----- Material for this task
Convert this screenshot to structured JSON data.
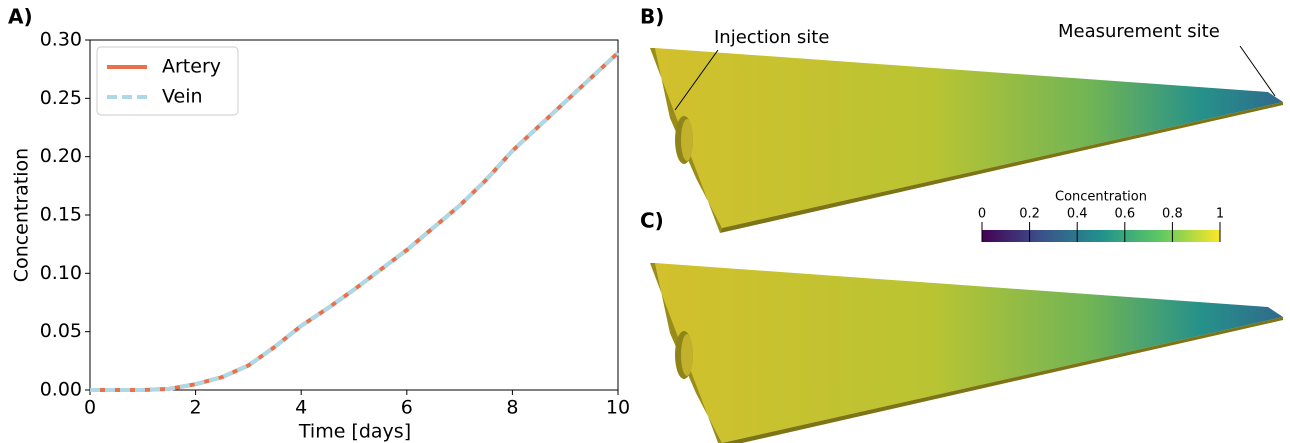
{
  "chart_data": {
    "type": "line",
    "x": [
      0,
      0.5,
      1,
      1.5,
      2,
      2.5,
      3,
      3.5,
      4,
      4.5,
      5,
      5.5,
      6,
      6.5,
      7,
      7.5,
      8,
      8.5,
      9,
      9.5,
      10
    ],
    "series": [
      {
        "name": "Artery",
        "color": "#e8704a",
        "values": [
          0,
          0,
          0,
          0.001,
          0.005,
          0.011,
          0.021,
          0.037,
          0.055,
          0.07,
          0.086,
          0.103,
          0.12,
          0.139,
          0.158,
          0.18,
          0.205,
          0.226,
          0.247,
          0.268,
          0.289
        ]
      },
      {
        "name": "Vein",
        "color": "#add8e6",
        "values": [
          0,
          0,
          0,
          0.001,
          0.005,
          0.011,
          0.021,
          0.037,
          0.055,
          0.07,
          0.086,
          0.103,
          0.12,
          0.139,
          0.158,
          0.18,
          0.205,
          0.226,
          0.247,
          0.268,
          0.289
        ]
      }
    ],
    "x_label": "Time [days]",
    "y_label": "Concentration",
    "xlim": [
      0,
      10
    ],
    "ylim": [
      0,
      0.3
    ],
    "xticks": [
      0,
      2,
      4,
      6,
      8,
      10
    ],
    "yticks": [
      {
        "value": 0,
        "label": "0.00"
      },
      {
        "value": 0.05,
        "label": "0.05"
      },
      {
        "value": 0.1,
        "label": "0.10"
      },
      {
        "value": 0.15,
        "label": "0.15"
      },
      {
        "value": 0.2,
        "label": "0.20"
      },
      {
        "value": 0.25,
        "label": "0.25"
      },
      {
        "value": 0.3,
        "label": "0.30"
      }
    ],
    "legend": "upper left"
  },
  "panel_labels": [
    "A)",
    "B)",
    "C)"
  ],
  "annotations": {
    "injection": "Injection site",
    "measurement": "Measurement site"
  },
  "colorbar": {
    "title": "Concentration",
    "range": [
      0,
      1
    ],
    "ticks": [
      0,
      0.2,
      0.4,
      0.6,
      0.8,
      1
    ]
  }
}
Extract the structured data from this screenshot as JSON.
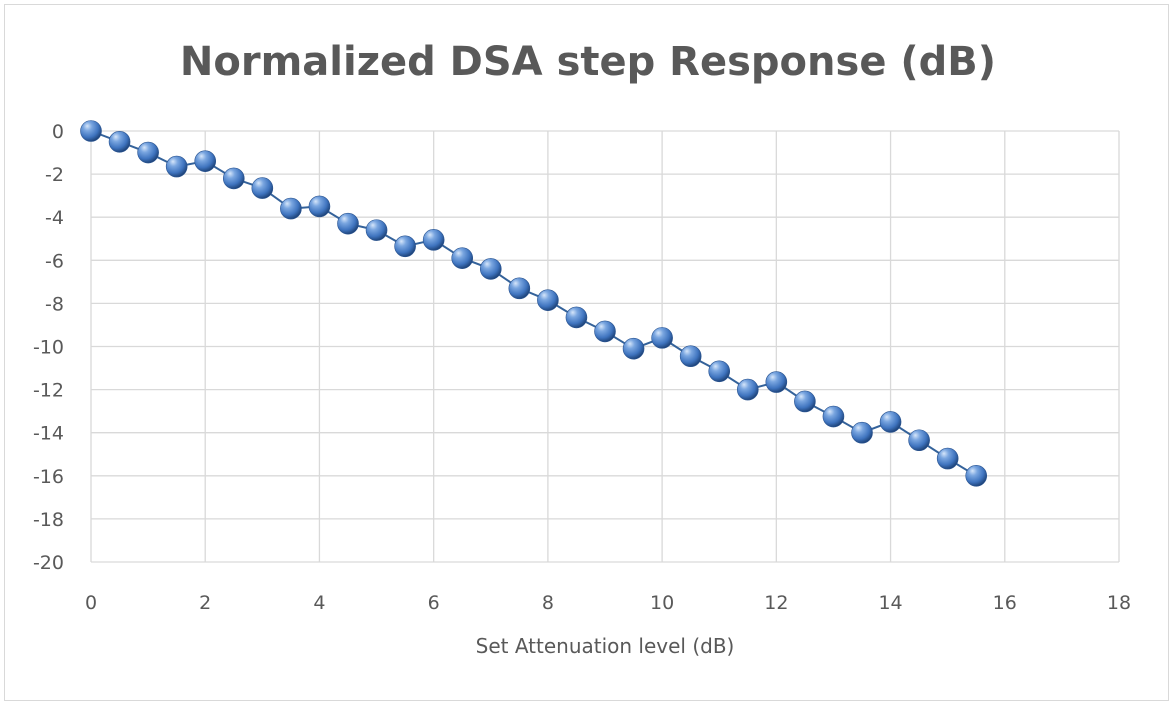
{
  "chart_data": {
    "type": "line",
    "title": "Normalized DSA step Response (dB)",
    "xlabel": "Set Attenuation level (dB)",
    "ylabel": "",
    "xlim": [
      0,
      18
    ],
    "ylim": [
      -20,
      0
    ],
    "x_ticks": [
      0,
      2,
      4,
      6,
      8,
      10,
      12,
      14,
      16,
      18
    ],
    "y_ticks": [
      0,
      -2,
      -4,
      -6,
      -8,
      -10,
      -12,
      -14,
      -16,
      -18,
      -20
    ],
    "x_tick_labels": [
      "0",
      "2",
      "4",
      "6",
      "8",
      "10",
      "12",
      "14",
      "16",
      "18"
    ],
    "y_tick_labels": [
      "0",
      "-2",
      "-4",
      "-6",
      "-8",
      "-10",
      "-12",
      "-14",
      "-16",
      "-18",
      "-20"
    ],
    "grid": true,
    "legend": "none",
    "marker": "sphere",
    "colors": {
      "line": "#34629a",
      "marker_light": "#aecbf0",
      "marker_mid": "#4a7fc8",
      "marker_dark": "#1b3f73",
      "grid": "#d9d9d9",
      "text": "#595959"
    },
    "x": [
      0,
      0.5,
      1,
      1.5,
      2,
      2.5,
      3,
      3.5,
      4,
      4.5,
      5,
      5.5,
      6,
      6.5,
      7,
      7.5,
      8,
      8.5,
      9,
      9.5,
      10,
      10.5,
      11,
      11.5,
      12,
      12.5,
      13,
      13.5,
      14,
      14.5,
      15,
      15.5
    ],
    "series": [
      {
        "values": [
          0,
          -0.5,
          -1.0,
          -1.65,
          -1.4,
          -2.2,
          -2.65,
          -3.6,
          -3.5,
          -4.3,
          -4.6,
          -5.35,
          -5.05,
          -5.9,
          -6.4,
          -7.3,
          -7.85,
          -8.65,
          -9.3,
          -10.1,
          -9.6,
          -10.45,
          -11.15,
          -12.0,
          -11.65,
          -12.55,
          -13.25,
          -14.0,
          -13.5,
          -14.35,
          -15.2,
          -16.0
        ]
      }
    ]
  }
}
----------
----- Material for this task
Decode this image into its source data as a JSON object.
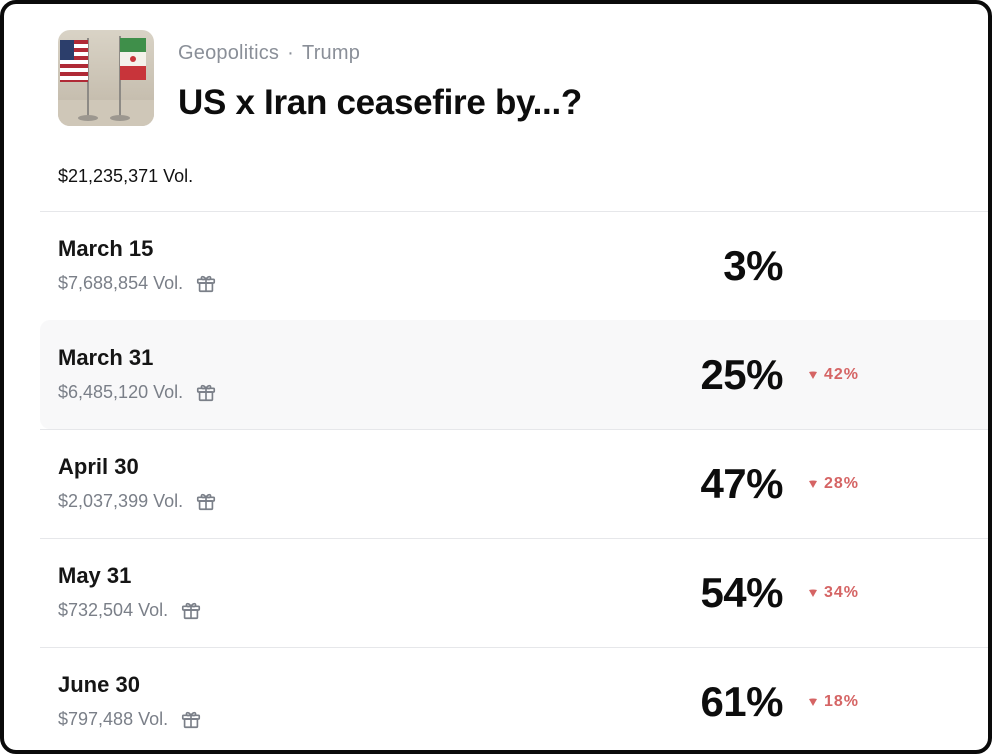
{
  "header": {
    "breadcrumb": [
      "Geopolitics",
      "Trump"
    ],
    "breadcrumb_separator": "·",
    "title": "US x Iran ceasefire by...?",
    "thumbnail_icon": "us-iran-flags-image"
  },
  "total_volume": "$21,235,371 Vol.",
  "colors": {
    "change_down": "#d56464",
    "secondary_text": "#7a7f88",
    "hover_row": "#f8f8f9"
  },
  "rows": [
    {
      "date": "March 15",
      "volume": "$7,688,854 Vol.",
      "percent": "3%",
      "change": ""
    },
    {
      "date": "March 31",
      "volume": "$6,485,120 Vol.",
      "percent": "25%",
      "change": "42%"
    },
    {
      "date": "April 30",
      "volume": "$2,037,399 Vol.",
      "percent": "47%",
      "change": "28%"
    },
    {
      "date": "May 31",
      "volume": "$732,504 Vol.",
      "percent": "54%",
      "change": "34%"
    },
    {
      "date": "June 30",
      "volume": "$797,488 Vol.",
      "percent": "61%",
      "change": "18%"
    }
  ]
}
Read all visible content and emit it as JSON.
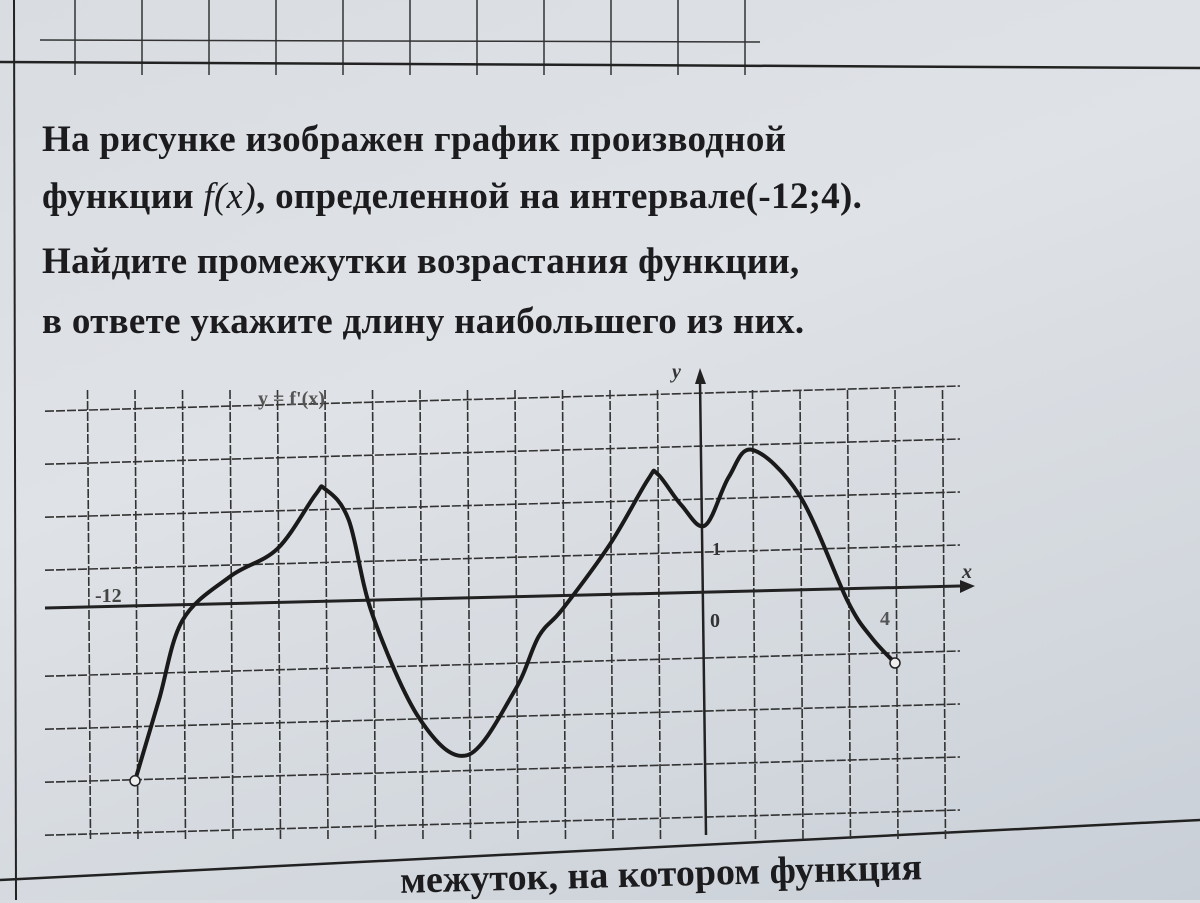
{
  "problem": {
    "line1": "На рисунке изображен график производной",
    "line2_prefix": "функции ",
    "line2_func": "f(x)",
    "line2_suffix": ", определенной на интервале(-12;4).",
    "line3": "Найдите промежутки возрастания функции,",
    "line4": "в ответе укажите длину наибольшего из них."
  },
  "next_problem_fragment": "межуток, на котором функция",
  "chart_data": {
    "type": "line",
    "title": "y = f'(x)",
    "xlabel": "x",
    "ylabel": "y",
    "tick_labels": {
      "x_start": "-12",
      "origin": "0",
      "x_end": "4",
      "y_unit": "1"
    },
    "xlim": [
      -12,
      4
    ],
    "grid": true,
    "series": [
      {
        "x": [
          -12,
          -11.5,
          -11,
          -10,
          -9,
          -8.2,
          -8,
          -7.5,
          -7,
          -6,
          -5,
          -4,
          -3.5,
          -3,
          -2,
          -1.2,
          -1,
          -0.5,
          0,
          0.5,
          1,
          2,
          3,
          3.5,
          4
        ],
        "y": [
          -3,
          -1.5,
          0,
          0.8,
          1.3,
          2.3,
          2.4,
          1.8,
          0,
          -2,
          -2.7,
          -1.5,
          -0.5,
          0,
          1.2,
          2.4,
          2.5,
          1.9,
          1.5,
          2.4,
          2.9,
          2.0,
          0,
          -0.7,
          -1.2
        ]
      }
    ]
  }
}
----------
▸ **Work instructions**: From the records above, pull out every line containing the word "функции".

▸ **Written response**:
    "line2_prefix": "функции ",
    "line3": "Найдите промежутки возрастания функции,",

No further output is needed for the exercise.